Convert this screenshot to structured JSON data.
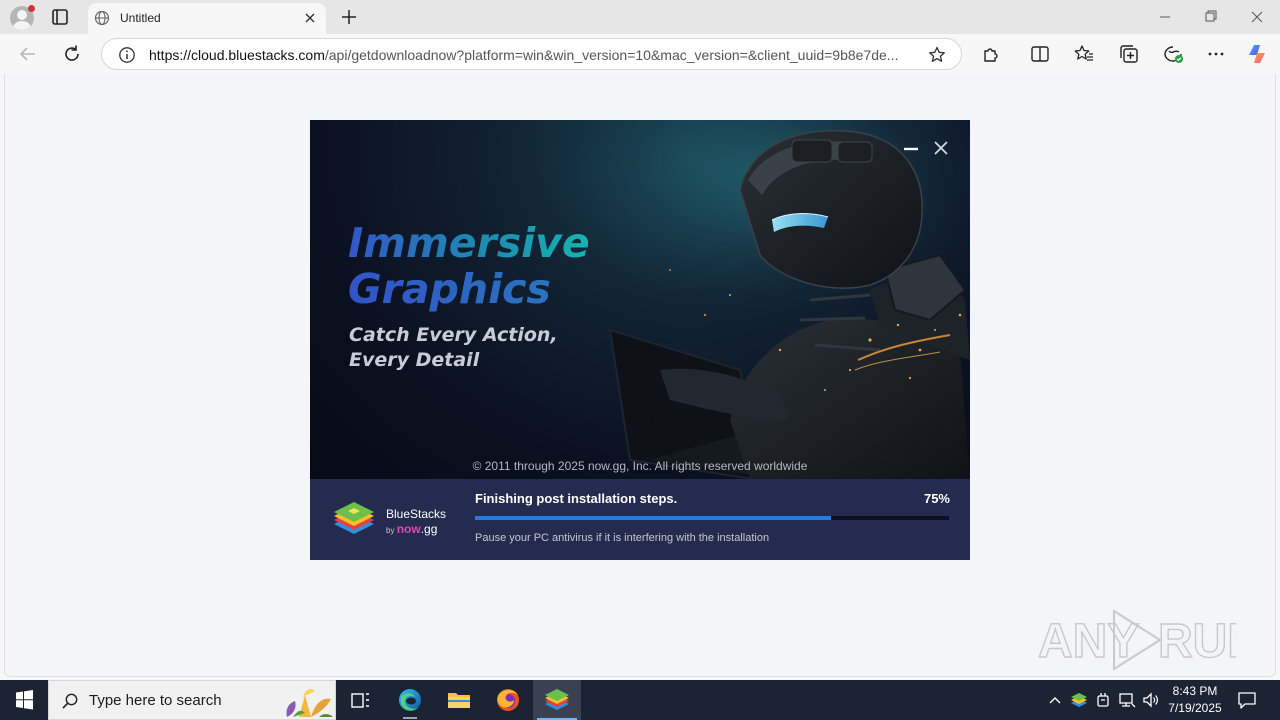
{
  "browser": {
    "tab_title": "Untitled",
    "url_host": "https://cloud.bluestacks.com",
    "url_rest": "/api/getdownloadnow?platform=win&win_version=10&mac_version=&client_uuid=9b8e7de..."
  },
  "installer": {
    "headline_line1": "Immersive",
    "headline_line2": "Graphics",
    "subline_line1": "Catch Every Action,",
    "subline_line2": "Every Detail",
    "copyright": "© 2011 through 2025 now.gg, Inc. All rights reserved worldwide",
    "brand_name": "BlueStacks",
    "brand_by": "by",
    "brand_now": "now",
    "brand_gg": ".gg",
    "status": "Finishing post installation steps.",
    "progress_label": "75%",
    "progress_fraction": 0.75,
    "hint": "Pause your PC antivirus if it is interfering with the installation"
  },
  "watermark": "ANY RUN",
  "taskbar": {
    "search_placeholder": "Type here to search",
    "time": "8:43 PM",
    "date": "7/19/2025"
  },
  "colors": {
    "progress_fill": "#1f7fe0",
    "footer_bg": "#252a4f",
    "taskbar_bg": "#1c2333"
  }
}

+++

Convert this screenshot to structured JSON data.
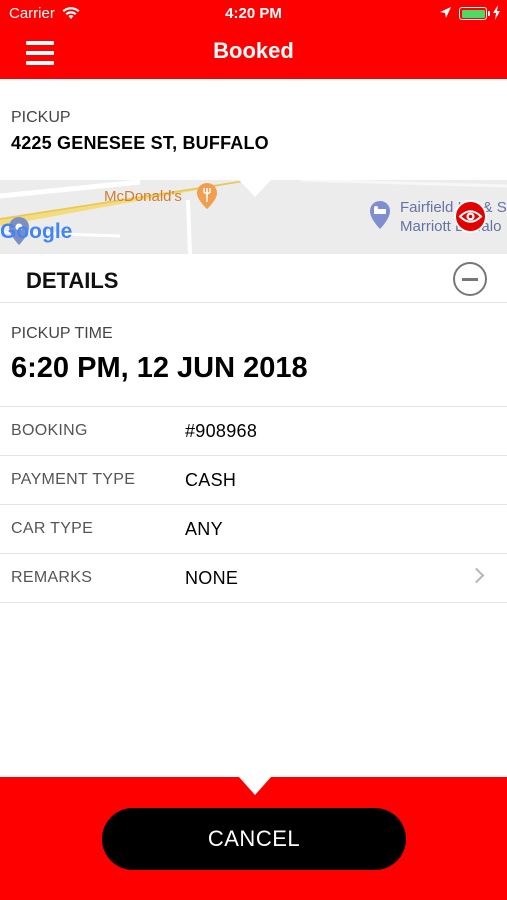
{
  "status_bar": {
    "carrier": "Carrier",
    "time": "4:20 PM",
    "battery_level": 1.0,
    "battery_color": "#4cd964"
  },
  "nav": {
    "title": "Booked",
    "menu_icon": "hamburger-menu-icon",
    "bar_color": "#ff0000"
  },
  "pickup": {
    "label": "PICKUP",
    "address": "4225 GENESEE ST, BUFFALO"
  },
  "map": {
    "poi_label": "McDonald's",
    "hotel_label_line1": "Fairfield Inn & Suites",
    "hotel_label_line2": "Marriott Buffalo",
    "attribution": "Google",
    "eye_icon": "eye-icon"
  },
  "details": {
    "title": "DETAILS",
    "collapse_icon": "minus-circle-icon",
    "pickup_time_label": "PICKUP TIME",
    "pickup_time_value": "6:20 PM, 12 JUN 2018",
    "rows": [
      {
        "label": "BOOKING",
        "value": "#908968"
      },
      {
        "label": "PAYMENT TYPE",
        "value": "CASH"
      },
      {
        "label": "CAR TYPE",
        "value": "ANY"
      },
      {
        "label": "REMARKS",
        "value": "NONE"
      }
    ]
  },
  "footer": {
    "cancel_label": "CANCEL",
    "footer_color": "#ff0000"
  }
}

+++

Your task
Every line in the records above that contains the word "installation" is to be copied out.

Task response
    "status": "Finishing post installation steps.",
    "hint": "Pause your PC antivirus if it is interfering with the installation"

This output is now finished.